::: Rows

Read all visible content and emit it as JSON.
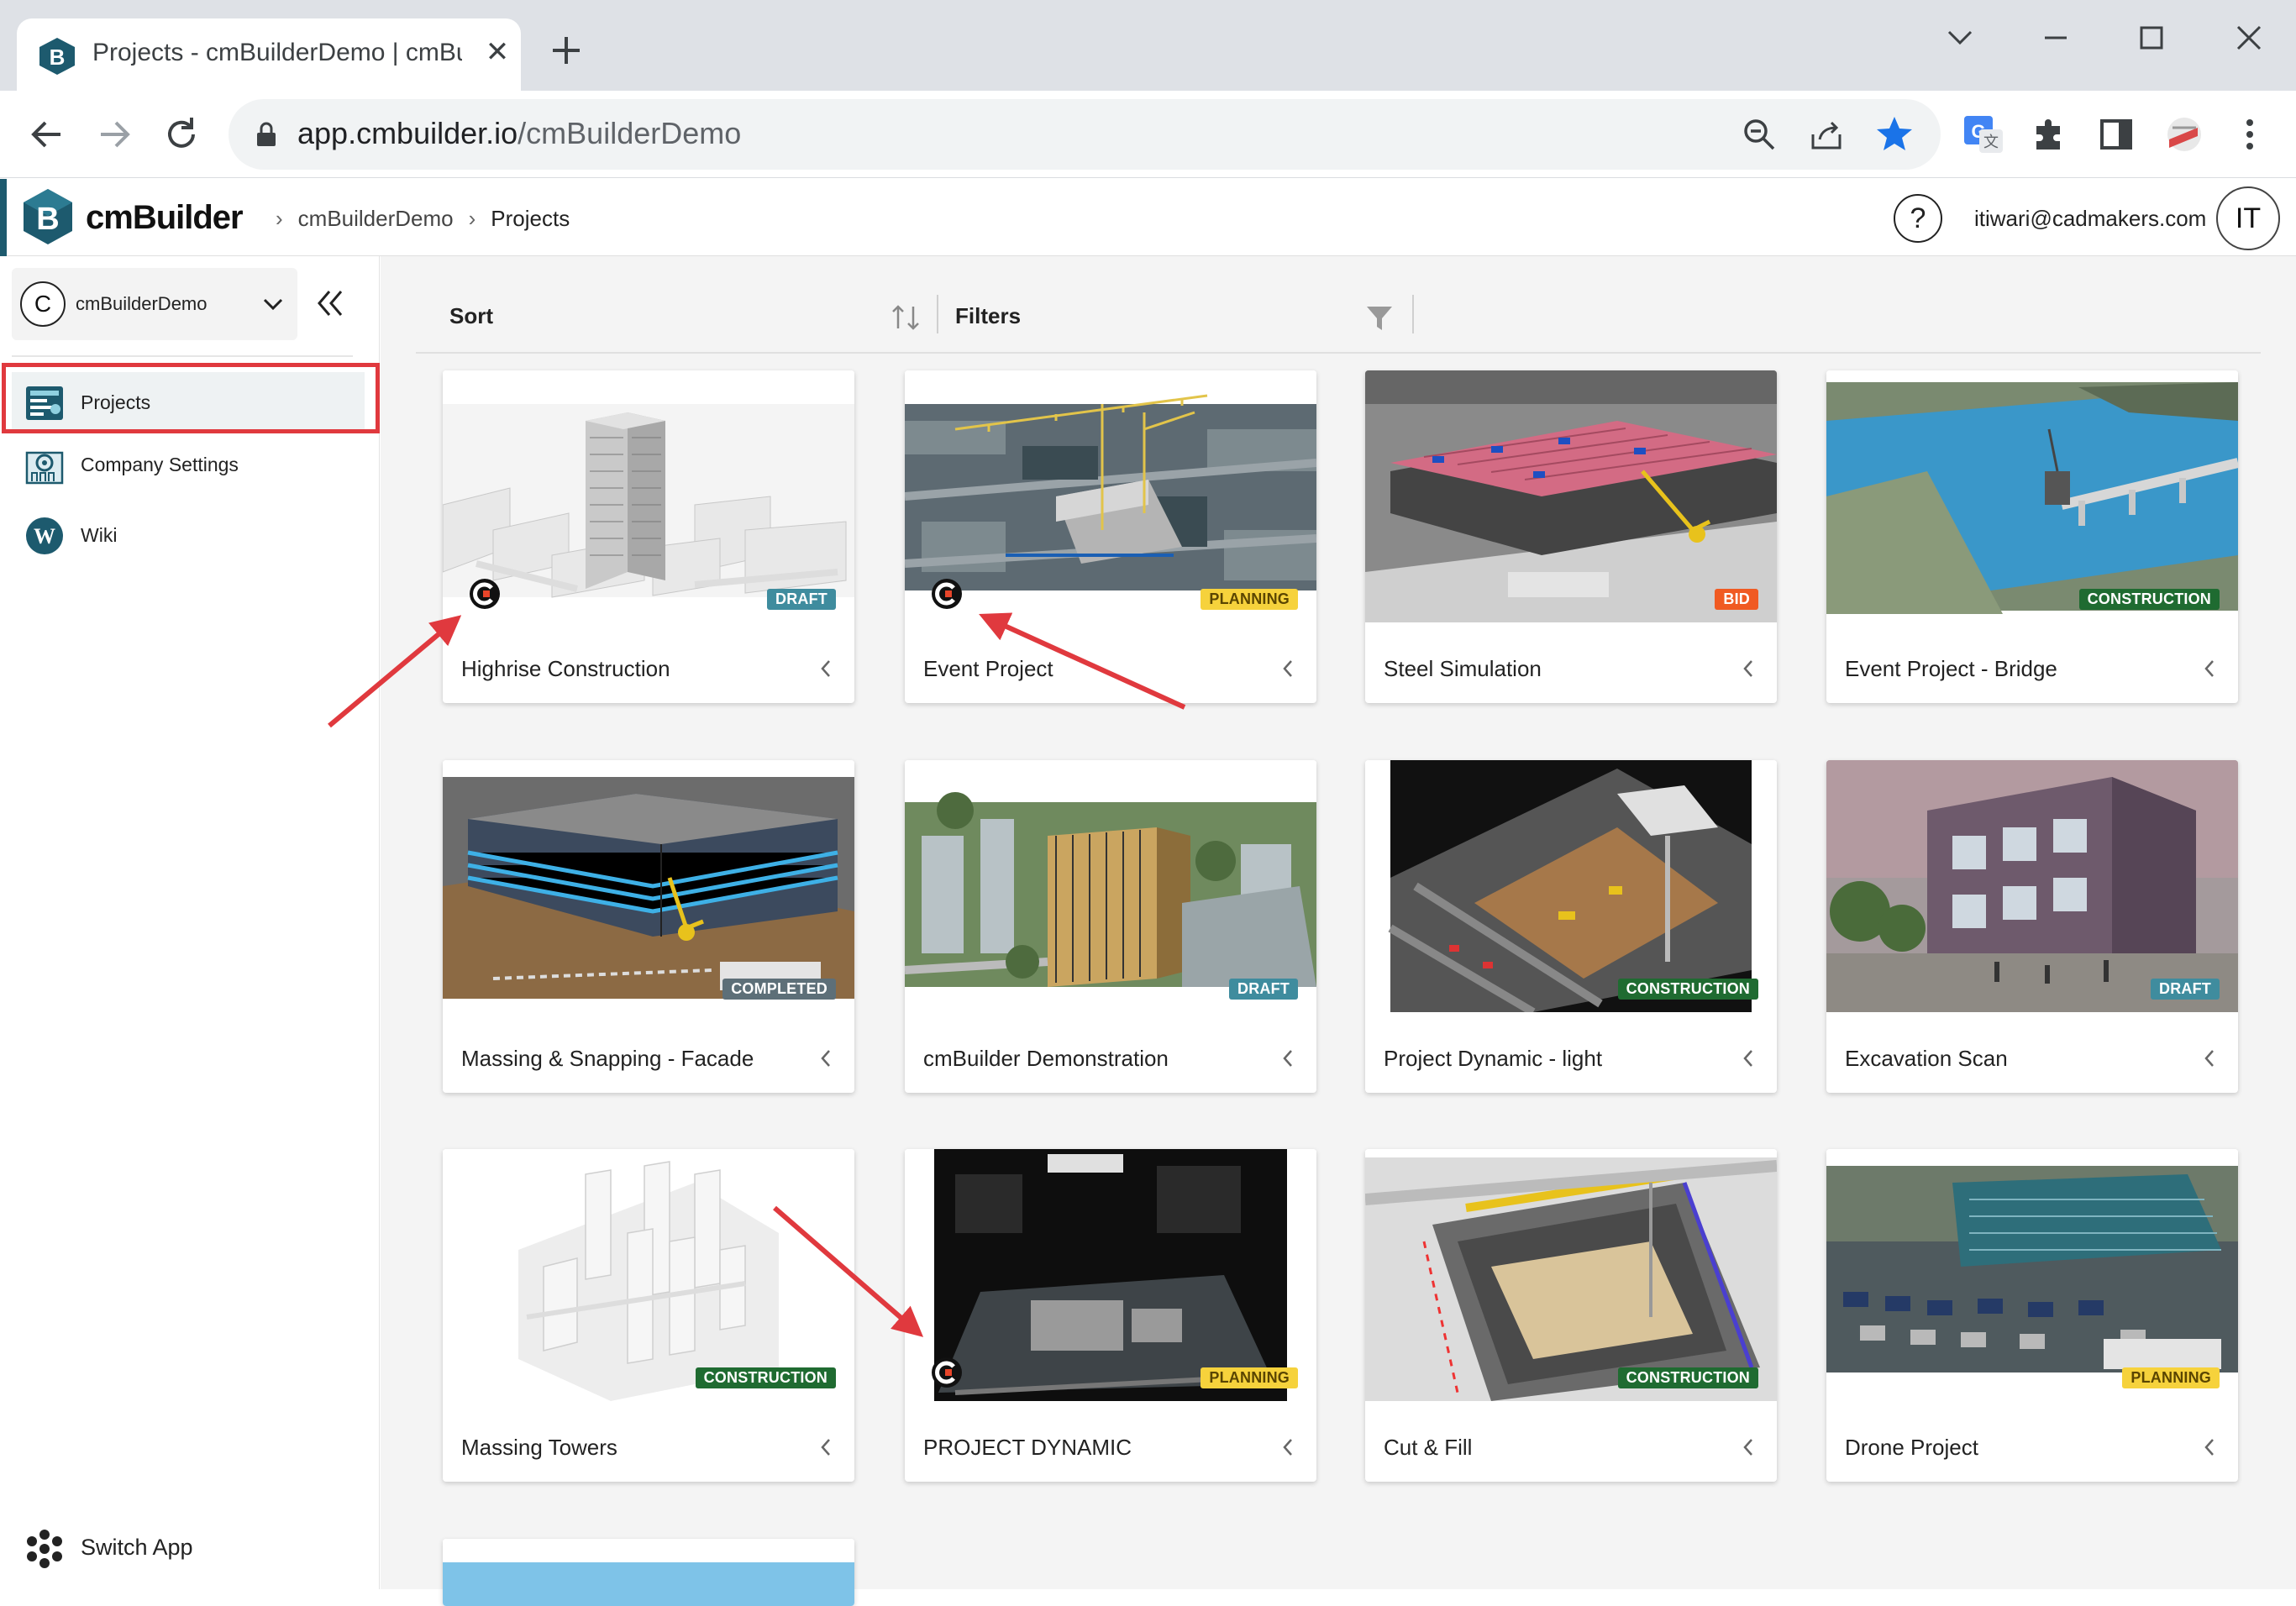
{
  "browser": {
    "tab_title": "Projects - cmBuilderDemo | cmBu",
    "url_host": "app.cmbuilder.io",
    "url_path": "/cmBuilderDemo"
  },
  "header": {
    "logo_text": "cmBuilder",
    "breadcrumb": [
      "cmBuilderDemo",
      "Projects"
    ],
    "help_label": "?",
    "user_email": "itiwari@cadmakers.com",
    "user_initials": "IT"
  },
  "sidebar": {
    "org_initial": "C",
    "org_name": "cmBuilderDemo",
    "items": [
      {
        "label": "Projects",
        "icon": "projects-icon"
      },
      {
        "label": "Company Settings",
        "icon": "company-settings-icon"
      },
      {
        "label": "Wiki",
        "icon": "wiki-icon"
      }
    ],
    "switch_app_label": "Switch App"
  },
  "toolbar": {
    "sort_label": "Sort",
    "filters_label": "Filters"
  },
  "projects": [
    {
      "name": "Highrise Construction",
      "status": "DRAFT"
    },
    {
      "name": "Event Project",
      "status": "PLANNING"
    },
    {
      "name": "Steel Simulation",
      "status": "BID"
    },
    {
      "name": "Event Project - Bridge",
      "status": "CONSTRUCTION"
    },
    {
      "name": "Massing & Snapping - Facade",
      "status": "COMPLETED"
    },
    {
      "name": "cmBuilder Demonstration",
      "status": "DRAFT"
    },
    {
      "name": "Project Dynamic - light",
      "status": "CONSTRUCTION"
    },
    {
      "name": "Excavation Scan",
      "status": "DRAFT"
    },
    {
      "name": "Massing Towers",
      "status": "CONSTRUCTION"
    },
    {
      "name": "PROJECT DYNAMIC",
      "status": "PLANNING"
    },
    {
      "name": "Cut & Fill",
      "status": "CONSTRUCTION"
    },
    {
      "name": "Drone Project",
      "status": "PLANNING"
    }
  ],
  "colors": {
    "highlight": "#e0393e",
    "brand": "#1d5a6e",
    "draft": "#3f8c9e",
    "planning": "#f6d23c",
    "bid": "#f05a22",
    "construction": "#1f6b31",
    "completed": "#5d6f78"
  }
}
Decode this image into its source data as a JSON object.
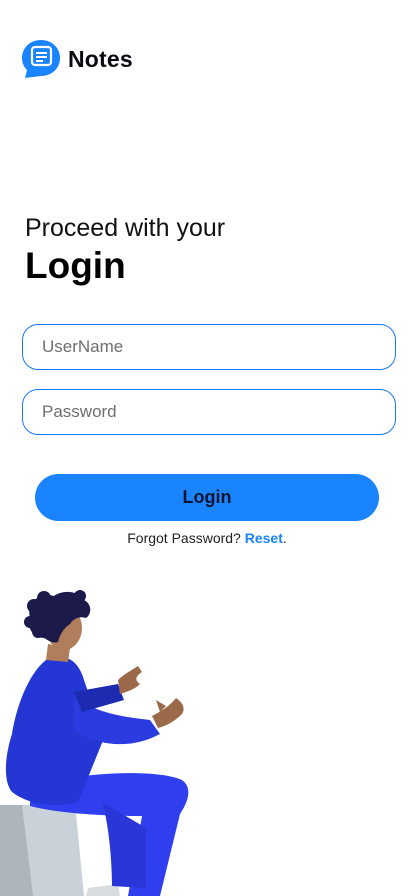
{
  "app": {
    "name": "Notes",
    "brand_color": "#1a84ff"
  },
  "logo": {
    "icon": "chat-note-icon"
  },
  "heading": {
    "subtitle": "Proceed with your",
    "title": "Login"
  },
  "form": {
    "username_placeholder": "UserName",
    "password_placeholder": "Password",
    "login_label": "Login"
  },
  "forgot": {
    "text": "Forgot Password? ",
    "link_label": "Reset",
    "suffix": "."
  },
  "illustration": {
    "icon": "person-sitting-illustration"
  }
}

::::::

Retype word for word the span of lines above that begins with the line containing "Decode this image" and ends with the last line of the records; skip all pictures.

*Problem solution*
Decode this image into its source data as a JSON object.
{
  "app": {
    "name": "Notes",
    "brand_color": "#1a84ff"
  },
  "logo": {
    "icon": "chat-note-icon"
  },
  "heading": {
    "subtitle": "Proceed with your",
    "title": "Login"
  },
  "form": {
    "username_placeholder": "UserName",
    "password_placeholder": "Password",
    "login_label": "Login"
  },
  "forgot": {
    "text": "Forgot Password? ",
    "link_label": "Reset",
    "suffix": "."
  },
  "illustration": {
    "icon": "person-sitting-illustration"
  }
}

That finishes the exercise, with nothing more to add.